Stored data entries
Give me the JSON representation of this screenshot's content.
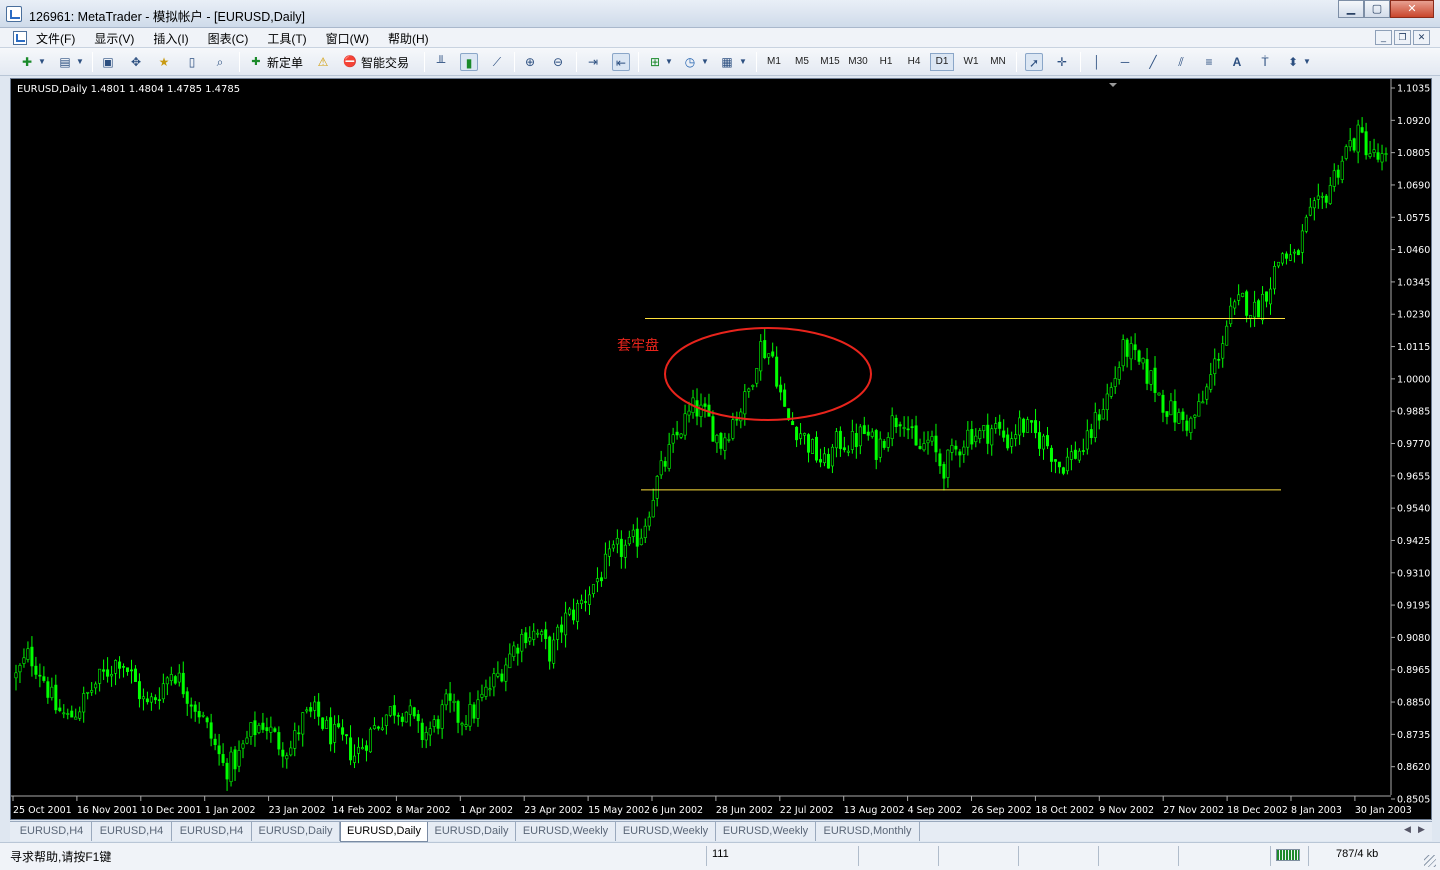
{
  "window": {
    "title": "126961: MetaTrader - 模拟帐户 - [EURUSD,Daily]"
  },
  "menu": {
    "items": [
      "文件(F)",
      "显示(V)",
      "插入(I)",
      "图表(C)",
      "工具(T)",
      "窗口(W)",
      "帮助(H)"
    ]
  },
  "toolbar": {
    "new_order_label": "新定单",
    "expert_label": "智能交易",
    "timeframes": [
      "M1",
      "M5",
      "M15",
      "M30",
      "H1",
      "H4",
      "D1",
      "W1",
      "MN"
    ],
    "active_timeframe": "D1"
  },
  "chart": {
    "info": "EURUSD,Daily  1.4801 1.4804 1.4785 1.4785",
    "annotation_text": "套牢盘",
    "annotation_color": "#e8241c",
    "candle_color": "#00ff00",
    "level_line_color": "#ffe13c"
  },
  "chart_data": {
    "type": "candlestick",
    "symbol": "EURUSD",
    "timeframe": "Daily",
    "y_ticks": [
      "1.1035",
      "1.0920",
      "1.0805",
      "1.0690",
      "1.0575",
      "1.0460",
      "1.0345",
      "1.0230",
      "1.0115",
      "1.0000",
      "0.9885",
      "0.9770",
      "0.9655",
      "0.9540",
      "0.9425",
      "0.9310",
      "0.9195",
      "0.9080",
      "0.8965",
      "0.8850",
      "0.8735",
      "0.8620",
      "0.8505"
    ],
    "ylim": [
      0.8505,
      1.1035
    ],
    "x_ticks": [
      "25 Oct 2001",
      "16 Nov 2001",
      "10 Dec 2001",
      "1 Jan 2002",
      "23 Jan 2002",
      "14 Feb 2002",
      "8 Mar 2002",
      "1 Apr 2002",
      "23 Apr 2002",
      "15 May 2002",
      "6 Jun 2002",
      "28 Jun 2002",
      "22 Jul 2002",
      "13 Aug 2002",
      "4 Sep 2002",
      "26 Sep 2002",
      "18 Oct 2002",
      "9 Nov 2002",
      "27 Nov 2002",
      "18 Dec 2002",
      "8 Jan 2003",
      "30 Jan 2003"
    ],
    "resistance_level": 1.0215,
    "support_level": 0.9605,
    "trend_closes": [
      0.894,
      0.902,
      0.895,
      0.883,
      0.879,
      0.884,
      0.891,
      0.896,
      0.901,
      0.893,
      0.883,
      0.889,
      0.897,
      0.889,
      0.882,
      0.872,
      0.861,
      0.865,
      0.874,
      0.878,
      0.871,
      0.868,
      0.879,
      0.881,
      0.874,
      0.871,
      0.866,
      0.873,
      0.879,
      0.883,
      0.882,
      0.873,
      0.876,
      0.884,
      0.879,
      0.881,
      0.888,
      0.895,
      0.903,
      0.91,
      0.909,
      0.902,
      0.914,
      0.918,
      0.925,
      0.932,
      0.939,
      0.94,
      0.946,
      0.962,
      0.973,
      0.983,
      0.99,
      0.986,
      0.977,
      0.986,
      0.993,
      1.012,
      1.008,
      0.986,
      0.982,
      0.975,
      0.969,
      0.978,
      0.977,
      0.981,
      0.975,
      0.984,
      0.988,
      0.974,
      0.978,
      0.968,
      0.974,
      0.981,
      0.98,
      0.983,
      0.978,
      0.984,
      0.98,
      0.977,
      0.969,
      0.973,
      0.976,
      0.988,
      0.997,
      1.012,
      1.005,
      1.0,
      0.991,
      0.986,
      0.984,
      0.992,
      1.007,
      1.022,
      1.028,
      1.024,
      1.033,
      1.045,
      1.042,
      1.056,
      1.062,
      1.072,
      1.082,
      1.087,
      1.079,
      1.077
    ]
  },
  "tabs": {
    "items": [
      "EURUSD,H4",
      "EURUSD,H4",
      "EURUSD,H4",
      "EURUSD,Daily",
      "EURUSD,Daily",
      "EURUSD,Daily",
      "EURUSD,Weekly",
      "EURUSD,Weekly",
      "EURUSD,Weekly",
      "EURUSD,Monthly"
    ],
    "active_index": 4
  },
  "status": {
    "help": "寻求帮助,请按F1键",
    "count": "111",
    "traffic": "787/4 kb"
  }
}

◆ TASK STATEMENT: Retype every entry verbatim and exclude the pictures from the copy.

◆ FINAL ANSWER:
Give me the JSON representation of this screenshot's content.
{
  "window": {
    "title": "126961: MetaTrader - 模拟帐户 - [EURUSD,Daily]"
  },
  "menu": {
    "items": [
      "文件(F)",
      "显示(V)",
      "插入(I)",
      "图表(C)",
      "工具(T)",
      "窗口(W)",
      "帮助(H)"
    ]
  },
  "toolbar": {
    "new_order_label": "新定单",
    "expert_label": "智能交易",
    "timeframes": [
      "M1",
      "M5",
      "M15",
      "M30",
      "H1",
      "H4",
      "D1",
      "W1",
      "MN"
    ],
    "active_timeframe": "D1"
  },
  "chart": {
    "info": "EURUSD,Daily  1.4801 1.4804 1.4785 1.4785",
    "annotation_text": "套牢盘",
    "annotation_color": "#e8241c",
    "candle_color": "#00ff00",
    "level_line_color": "#ffe13c"
  },
  "chart_data": {
    "type": "candlestick",
    "symbol": "EURUSD",
    "timeframe": "Daily",
    "y_ticks": [
      "1.1035",
      "1.0920",
      "1.0805",
      "1.0690",
      "1.0575",
      "1.0460",
      "1.0345",
      "1.0230",
      "1.0115",
      "1.0000",
      "0.9885",
      "0.9770",
      "0.9655",
      "0.9540",
      "0.9425",
      "0.9310",
      "0.9195",
      "0.9080",
      "0.8965",
      "0.8850",
      "0.8735",
      "0.8620",
      "0.8505"
    ],
    "ylim": [
      0.8505,
      1.1035
    ],
    "x_ticks": [
      "25 Oct 2001",
      "16 Nov 2001",
      "10 Dec 2001",
      "1 Jan 2002",
      "23 Jan 2002",
      "14 Feb 2002",
      "8 Mar 2002",
      "1 Apr 2002",
      "23 Apr 2002",
      "15 May 2002",
      "6 Jun 2002",
      "28 Jun 2002",
      "22 Jul 2002",
      "13 Aug 2002",
      "4 Sep 2002",
      "26 Sep 2002",
      "18 Oct 2002",
      "9 Nov 2002",
      "27 Nov 2002",
      "18 Dec 2002",
      "8 Jan 2003",
      "30 Jan 2003"
    ],
    "resistance_level": 1.0215,
    "support_level": 0.9605,
    "trend_closes": [
      0.894,
      0.902,
      0.895,
      0.883,
      0.879,
      0.884,
      0.891,
      0.896,
      0.901,
      0.893,
      0.883,
      0.889,
      0.897,
      0.889,
      0.882,
      0.872,
      0.861,
      0.865,
      0.874,
      0.878,
      0.871,
      0.868,
      0.879,
      0.881,
      0.874,
      0.871,
      0.866,
      0.873,
      0.879,
      0.883,
      0.882,
      0.873,
      0.876,
      0.884,
      0.879,
      0.881,
      0.888,
      0.895,
      0.903,
      0.91,
      0.909,
      0.902,
      0.914,
      0.918,
      0.925,
      0.932,
      0.939,
      0.94,
      0.946,
      0.962,
      0.973,
      0.983,
      0.99,
      0.986,
      0.977,
      0.986,
      0.993,
      1.012,
      1.008,
      0.986,
      0.982,
      0.975,
      0.969,
      0.978,
      0.977,
      0.981,
      0.975,
      0.984,
      0.988,
      0.974,
      0.978,
      0.968,
      0.974,
      0.981,
      0.98,
      0.983,
      0.978,
      0.984,
      0.98,
      0.977,
      0.969,
      0.973,
      0.976,
      0.988,
      0.997,
      1.012,
      1.005,
      1.0,
      0.991,
      0.986,
      0.984,
      0.992,
      1.007,
      1.022,
      1.028,
      1.024,
      1.033,
      1.045,
      1.042,
      1.056,
      1.062,
      1.072,
      1.082,
      1.087,
      1.079,
      1.077
    ]
  },
  "tabs": {
    "items": [
      "EURUSD,H4",
      "EURUSD,H4",
      "EURUSD,H4",
      "EURUSD,Daily",
      "EURUSD,Daily",
      "EURUSD,Daily",
      "EURUSD,Weekly",
      "EURUSD,Weekly",
      "EURUSD,Weekly",
      "EURUSD,Monthly"
    ],
    "active_index": 4
  },
  "status": {
    "help": "寻求帮助,请按F1键",
    "count": "111",
    "traffic": "787/4 kb"
  }
}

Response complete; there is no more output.